→ Raw data:

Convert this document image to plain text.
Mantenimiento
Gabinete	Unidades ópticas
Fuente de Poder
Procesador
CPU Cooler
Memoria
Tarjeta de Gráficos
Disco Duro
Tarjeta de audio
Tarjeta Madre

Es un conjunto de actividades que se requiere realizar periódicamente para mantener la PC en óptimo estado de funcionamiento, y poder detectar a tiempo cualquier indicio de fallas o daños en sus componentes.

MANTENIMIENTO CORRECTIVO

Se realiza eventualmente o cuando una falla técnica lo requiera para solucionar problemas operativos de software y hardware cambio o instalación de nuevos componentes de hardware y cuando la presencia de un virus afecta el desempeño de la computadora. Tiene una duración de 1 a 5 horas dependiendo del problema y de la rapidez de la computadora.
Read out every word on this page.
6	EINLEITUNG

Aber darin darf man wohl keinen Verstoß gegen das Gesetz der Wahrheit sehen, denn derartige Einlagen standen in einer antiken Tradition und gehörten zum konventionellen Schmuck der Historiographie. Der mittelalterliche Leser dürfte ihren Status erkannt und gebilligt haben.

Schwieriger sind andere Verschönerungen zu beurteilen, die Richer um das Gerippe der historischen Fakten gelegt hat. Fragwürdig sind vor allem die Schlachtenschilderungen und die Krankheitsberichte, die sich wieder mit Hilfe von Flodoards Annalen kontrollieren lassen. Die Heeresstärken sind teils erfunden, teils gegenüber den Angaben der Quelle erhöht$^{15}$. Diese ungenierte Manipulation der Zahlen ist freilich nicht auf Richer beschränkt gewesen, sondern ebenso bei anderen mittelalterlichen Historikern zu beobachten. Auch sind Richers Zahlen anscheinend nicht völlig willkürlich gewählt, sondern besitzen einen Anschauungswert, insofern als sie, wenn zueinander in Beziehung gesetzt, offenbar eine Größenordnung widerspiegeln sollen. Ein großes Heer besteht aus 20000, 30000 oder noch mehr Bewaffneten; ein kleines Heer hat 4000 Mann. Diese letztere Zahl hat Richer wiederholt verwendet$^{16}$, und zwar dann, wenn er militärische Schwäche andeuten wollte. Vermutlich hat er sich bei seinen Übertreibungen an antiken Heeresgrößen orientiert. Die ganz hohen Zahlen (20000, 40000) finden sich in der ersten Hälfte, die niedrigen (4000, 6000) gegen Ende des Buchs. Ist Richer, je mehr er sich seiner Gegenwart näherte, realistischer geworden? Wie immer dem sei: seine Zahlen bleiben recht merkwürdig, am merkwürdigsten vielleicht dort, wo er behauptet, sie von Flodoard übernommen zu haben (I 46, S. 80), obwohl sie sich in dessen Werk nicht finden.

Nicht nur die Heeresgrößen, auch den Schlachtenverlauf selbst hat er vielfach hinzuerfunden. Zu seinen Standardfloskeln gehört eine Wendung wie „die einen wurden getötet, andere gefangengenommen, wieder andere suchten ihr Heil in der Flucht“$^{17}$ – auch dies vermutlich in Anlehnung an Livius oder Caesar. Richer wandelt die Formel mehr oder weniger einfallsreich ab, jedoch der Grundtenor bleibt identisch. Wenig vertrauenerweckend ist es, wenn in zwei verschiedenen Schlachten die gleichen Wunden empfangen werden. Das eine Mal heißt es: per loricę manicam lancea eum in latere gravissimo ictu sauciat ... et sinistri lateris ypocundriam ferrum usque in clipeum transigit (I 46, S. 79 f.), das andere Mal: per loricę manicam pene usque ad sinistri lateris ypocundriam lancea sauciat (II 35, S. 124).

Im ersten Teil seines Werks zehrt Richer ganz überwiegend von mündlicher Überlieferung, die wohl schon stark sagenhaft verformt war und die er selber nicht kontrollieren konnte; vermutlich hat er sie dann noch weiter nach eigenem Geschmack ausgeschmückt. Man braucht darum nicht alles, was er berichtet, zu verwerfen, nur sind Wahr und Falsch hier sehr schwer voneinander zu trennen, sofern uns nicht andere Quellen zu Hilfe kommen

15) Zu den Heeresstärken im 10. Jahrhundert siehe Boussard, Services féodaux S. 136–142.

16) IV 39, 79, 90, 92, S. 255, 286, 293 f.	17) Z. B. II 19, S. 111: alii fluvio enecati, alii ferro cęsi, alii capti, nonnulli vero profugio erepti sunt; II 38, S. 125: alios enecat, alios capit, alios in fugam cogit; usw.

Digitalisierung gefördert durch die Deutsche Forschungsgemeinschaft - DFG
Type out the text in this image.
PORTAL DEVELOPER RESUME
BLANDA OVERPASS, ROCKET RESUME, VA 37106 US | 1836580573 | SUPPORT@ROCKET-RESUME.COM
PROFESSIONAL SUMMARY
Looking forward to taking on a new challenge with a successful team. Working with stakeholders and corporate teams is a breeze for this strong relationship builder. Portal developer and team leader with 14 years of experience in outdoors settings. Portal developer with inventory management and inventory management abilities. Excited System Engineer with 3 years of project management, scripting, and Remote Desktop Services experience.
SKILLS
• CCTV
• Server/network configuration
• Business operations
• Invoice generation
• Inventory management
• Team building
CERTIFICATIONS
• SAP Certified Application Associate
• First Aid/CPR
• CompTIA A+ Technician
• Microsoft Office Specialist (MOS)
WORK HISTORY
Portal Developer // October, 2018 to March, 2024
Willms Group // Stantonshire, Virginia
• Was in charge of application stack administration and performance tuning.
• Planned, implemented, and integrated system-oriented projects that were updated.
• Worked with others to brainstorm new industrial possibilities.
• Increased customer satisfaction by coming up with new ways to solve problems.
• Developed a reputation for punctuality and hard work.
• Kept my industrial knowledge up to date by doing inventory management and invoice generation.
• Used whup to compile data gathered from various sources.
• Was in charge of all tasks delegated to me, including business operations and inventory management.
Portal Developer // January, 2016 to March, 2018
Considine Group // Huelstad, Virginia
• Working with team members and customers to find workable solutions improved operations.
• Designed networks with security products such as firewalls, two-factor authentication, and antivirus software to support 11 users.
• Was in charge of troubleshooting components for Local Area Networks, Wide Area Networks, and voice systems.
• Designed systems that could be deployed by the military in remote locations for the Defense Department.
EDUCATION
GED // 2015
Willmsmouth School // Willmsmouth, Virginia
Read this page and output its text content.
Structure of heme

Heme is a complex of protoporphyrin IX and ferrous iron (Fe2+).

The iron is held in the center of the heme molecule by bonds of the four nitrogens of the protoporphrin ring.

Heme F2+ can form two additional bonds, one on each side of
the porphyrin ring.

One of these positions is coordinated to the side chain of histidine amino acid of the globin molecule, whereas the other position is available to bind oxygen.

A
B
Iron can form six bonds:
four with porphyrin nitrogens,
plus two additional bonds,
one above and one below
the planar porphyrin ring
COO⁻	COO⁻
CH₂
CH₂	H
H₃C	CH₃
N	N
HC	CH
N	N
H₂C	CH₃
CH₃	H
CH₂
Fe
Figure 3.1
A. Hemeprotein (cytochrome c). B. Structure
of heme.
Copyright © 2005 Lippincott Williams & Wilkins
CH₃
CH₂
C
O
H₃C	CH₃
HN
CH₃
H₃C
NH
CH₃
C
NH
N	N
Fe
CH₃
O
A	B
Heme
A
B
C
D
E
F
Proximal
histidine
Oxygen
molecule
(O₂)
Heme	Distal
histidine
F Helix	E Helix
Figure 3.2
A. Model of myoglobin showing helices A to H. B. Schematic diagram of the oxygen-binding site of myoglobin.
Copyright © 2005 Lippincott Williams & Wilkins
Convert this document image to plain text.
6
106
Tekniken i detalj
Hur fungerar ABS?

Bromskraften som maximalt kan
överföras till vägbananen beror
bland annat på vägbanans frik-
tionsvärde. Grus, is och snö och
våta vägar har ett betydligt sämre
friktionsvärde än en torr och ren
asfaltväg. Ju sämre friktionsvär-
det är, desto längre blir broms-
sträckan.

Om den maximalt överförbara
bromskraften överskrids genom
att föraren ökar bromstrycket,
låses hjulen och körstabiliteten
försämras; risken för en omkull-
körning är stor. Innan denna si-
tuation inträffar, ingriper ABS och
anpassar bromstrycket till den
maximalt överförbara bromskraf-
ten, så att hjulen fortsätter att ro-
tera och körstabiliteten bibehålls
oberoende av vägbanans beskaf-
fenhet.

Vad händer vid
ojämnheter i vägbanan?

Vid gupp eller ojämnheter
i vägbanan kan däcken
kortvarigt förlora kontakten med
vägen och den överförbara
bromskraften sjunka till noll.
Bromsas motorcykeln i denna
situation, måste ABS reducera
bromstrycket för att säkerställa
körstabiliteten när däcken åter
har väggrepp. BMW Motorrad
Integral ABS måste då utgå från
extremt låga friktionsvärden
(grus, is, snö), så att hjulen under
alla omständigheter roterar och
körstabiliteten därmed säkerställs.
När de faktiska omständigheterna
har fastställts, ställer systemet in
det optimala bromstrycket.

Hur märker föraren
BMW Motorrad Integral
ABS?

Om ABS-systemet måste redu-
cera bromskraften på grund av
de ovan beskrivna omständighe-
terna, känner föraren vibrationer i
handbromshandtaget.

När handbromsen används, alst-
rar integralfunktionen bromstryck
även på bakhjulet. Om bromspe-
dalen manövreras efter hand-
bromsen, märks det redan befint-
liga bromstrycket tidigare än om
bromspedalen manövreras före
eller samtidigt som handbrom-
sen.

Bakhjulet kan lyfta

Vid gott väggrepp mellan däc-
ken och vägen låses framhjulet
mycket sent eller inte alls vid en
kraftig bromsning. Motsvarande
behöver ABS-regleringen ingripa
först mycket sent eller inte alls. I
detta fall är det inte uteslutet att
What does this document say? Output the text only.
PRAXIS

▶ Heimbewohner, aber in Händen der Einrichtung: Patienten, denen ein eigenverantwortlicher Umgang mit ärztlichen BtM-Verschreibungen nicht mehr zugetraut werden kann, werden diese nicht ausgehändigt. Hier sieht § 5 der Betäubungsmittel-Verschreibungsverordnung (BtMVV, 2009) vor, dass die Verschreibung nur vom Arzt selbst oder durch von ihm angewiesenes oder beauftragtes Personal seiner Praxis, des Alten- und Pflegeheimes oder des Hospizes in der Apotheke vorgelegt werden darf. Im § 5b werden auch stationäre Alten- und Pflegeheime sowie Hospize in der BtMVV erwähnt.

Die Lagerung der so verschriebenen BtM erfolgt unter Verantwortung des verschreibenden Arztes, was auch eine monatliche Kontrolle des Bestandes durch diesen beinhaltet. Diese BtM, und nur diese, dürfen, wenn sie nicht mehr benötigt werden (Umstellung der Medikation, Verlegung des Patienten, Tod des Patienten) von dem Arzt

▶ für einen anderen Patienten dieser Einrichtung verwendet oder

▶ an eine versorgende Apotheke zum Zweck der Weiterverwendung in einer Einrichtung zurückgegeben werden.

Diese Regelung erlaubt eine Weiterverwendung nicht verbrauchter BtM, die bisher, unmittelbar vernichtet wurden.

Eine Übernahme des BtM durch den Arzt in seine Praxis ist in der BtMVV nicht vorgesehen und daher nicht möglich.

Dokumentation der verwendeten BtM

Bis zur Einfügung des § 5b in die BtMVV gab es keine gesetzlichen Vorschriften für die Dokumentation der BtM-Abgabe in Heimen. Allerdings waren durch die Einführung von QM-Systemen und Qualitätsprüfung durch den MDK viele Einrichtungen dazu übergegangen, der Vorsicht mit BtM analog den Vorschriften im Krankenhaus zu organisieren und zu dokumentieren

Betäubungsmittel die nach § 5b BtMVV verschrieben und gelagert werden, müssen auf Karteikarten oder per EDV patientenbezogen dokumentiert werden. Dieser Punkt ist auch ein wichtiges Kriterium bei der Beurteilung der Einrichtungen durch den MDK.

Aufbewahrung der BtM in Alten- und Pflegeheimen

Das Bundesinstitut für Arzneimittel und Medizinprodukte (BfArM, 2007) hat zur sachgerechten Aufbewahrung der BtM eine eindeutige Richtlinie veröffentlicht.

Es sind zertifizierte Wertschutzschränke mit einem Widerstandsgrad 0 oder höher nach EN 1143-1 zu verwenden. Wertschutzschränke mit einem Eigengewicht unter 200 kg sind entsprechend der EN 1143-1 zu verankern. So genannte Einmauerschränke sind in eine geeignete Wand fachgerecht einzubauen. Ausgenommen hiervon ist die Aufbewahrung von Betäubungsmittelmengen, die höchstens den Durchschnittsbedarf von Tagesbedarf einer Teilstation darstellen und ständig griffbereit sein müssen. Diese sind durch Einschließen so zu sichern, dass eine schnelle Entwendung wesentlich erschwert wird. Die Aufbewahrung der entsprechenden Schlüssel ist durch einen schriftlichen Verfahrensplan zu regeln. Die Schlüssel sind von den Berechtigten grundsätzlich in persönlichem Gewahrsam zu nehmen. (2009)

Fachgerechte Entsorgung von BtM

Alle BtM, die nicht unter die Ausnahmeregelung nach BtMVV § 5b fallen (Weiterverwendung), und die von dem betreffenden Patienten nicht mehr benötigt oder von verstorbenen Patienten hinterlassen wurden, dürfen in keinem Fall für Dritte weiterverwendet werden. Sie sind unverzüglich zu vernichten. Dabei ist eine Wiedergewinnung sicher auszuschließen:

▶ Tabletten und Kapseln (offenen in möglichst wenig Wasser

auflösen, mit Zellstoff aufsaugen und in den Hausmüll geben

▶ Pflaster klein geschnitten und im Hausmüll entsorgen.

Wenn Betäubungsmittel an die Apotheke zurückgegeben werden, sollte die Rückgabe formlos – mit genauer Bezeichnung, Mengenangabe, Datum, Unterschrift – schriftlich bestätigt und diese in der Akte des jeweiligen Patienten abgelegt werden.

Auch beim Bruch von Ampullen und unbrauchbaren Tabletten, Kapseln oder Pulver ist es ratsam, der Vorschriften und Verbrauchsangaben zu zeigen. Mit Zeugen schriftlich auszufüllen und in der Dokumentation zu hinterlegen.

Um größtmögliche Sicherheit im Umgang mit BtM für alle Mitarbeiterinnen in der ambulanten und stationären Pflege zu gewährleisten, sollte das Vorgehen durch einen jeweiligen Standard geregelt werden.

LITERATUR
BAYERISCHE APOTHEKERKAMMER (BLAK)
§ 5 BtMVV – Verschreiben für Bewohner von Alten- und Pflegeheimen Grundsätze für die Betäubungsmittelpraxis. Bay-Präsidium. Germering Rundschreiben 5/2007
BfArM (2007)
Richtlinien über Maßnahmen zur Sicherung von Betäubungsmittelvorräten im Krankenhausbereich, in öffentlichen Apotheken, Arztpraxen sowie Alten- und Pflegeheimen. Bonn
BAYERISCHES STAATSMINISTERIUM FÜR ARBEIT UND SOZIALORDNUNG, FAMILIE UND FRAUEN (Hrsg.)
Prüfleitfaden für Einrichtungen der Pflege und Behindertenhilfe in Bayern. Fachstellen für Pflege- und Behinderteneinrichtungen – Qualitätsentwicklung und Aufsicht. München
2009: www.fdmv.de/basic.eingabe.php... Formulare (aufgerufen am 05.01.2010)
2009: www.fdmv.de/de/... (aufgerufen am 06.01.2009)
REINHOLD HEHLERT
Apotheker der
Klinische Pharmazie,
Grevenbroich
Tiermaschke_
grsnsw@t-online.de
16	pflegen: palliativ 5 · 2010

→ Exercise details: Whenever the string "överförbara" appears on a line of the material, that line counts; report the count and nothing else.

→ Solved exercise: 3